__OBJECTIVE__:
Write out the whole listing again, exactly.

__RAW RECORDS__:

____________

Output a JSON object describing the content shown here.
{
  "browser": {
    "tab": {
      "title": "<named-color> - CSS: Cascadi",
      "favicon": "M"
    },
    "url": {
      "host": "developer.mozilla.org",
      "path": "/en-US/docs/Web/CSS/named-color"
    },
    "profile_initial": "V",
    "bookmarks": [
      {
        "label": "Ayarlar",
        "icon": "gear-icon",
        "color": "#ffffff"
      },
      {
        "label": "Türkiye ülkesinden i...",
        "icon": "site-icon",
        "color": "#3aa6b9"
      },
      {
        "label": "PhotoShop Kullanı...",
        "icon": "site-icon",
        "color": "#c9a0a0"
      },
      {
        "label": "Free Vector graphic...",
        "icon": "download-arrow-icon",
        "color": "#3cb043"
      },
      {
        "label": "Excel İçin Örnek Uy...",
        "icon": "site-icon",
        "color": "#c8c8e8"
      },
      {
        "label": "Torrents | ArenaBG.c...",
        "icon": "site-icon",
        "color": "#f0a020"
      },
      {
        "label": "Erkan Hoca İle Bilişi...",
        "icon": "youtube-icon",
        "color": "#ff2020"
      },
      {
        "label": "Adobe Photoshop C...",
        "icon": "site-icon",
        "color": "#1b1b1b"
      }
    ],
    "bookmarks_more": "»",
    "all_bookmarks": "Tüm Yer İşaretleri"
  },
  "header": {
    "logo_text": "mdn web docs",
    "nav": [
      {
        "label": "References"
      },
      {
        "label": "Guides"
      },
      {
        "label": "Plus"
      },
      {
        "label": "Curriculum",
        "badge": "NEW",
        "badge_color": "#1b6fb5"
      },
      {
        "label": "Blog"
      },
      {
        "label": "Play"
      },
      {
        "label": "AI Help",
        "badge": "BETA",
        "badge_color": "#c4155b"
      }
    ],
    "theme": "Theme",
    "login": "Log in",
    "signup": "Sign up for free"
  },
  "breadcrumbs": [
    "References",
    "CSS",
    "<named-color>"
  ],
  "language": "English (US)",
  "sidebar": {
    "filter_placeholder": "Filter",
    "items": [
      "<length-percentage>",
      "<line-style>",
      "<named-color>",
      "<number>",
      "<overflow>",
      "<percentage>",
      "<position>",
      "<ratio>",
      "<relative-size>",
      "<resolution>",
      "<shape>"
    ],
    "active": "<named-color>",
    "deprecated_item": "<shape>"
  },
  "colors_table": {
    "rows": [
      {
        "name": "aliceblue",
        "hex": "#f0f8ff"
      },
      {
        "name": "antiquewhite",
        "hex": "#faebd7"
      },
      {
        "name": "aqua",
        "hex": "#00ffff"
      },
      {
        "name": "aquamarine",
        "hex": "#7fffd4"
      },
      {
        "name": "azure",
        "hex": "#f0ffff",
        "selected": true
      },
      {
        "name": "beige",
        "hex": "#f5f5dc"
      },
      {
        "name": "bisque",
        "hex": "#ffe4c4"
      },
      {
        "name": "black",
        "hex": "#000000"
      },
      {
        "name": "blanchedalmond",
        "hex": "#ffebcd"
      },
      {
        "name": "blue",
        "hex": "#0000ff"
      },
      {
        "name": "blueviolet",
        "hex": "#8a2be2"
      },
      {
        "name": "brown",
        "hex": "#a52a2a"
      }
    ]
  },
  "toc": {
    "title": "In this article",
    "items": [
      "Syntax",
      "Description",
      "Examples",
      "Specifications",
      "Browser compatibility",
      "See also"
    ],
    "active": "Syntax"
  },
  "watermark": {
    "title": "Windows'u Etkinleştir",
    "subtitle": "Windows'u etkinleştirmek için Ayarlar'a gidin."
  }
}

____________

__SOLUTION TO THIS TASK__:
Output a JSON object describing the content shown here.
{
  "browser": {
    "tab": {
      "title": "<named-color> - CSS: Cascadi",
      "favicon": "M"
    },
    "url": {
      "host": "developer.mozilla.org",
      "path": "/en-US/docs/Web/CSS/named-color"
    },
    "profile_initial": "V",
    "bookmarks": [
      {
        "label": "Ayarlar",
        "icon": "gear-icon",
        "color": "#ffffff"
      },
      {
        "label": "Türkiye ülkesinden i...",
        "icon": "site-icon",
        "color": "#3aa6b9"
      },
      {
        "label": "PhotoShop Kullanı...",
        "icon": "site-icon",
        "color": "#c9a0a0"
      },
      {
        "label": "Free Vector graphic...",
        "icon": "download-arrow-icon",
        "color": "#3cb043"
      },
      {
        "label": "Excel İçin Örnek Uy...",
        "icon": "site-icon",
        "color": "#c8c8e8"
      },
      {
        "label": "Torrents | ArenaBG.c...",
        "icon": "site-icon",
        "color": "#f0a020"
      },
      {
        "label": "Erkan Hoca İle Bilişi...",
        "icon": "youtube-icon",
        "color": "#ff2020"
      },
      {
        "label": "Adobe Photoshop C...",
        "icon": "site-icon",
        "color": "#1b1b1b"
      }
    ],
    "bookmarks_more": "»",
    "all_bookmarks": "Tüm Yer İşaretleri"
  },
  "header": {
    "logo_text": "mdn web docs",
    "nav": [
      {
        "label": "References"
      },
      {
        "label": "Guides"
      },
      {
        "label": "Plus"
      },
      {
        "label": "Curriculum",
        "badge": "NEW",
        "badge_color": "#1b6fb5"
      },
      {
        "label": "Blog"
      },
      {
        "label": "Play"
      },
      {
        "label": "AI Help",
        "badge": "BETA",
        "badge_color": "#c4155b"
      }
    ],
    "theme": "Theme",
    "login": "Log in",
    "signup": "Sign up for free"
  },
  "breadcrumbs": [
    "References",
    "CSS",
    "<named-color>"
  ],
  "language": "English (US)",
  "sidebar": {
    "filter_placeholder": "Filter",
    "items": [
      "<length-percentage>",
      "<line-style>",
      "<named-color>",
      "<number>",
      "<overflow>",
      "<percentage>",
      "<position>",
      "<ratio>",
      "<relative-size>",
      "<resolution>",
      "<shape>"
    ],
    "active": "<named-color>",
    "deprecated_item": "<shape>"
  },
  "colors_table": {
    "rows": [
      {
        "name": "aliceblue",
        "hex": "#f0f8ff"
      },
      {
        "name": "antiquewhite",
        "hex": "#faebd7"
      },
      {
        "name": "aqua",
        "hex": "#00ffff"
      },
      {
        "name": "aquamarine",
        "hex": "#7fffd4"
      },
      {
        "name": "azure",
        "hex": "#f0ffff",
        "selected": true
      },
      {
        "name": "beige",
        "hex": "#f5f5dc"
      },
      {
        "name": "bisque",
        "hex": "#ffe4c4"
      },
      {
        "name": "black",
        "hex": "#000000"
      },
      {
        "name": "blanchedalmond",
        "hex": "#ffebcd"
      },
      {
        "name": "blue",
        "hex": "#0000ff"
      },
      {
        "name": "blueviolet",
        "hex": "#8a2be2"
      },
      {
        "name": "brown",
        "hex": "#a52a2a"
      }
    ]
  },
  "toc": {
    "title": "In this article",
    "items": [
      "Syntax",
      "Description",
      "Examples",
      "Specifications",
      "Browser compatibility",
      "See also"
    ],
    "active": "Syntax"
  },
  "watermark": {
    "title": "Windows'u Etkinleştir",
    "subtitle": "Windows'u etkinleştirmek için Ayarlar'a gidin."
  }
}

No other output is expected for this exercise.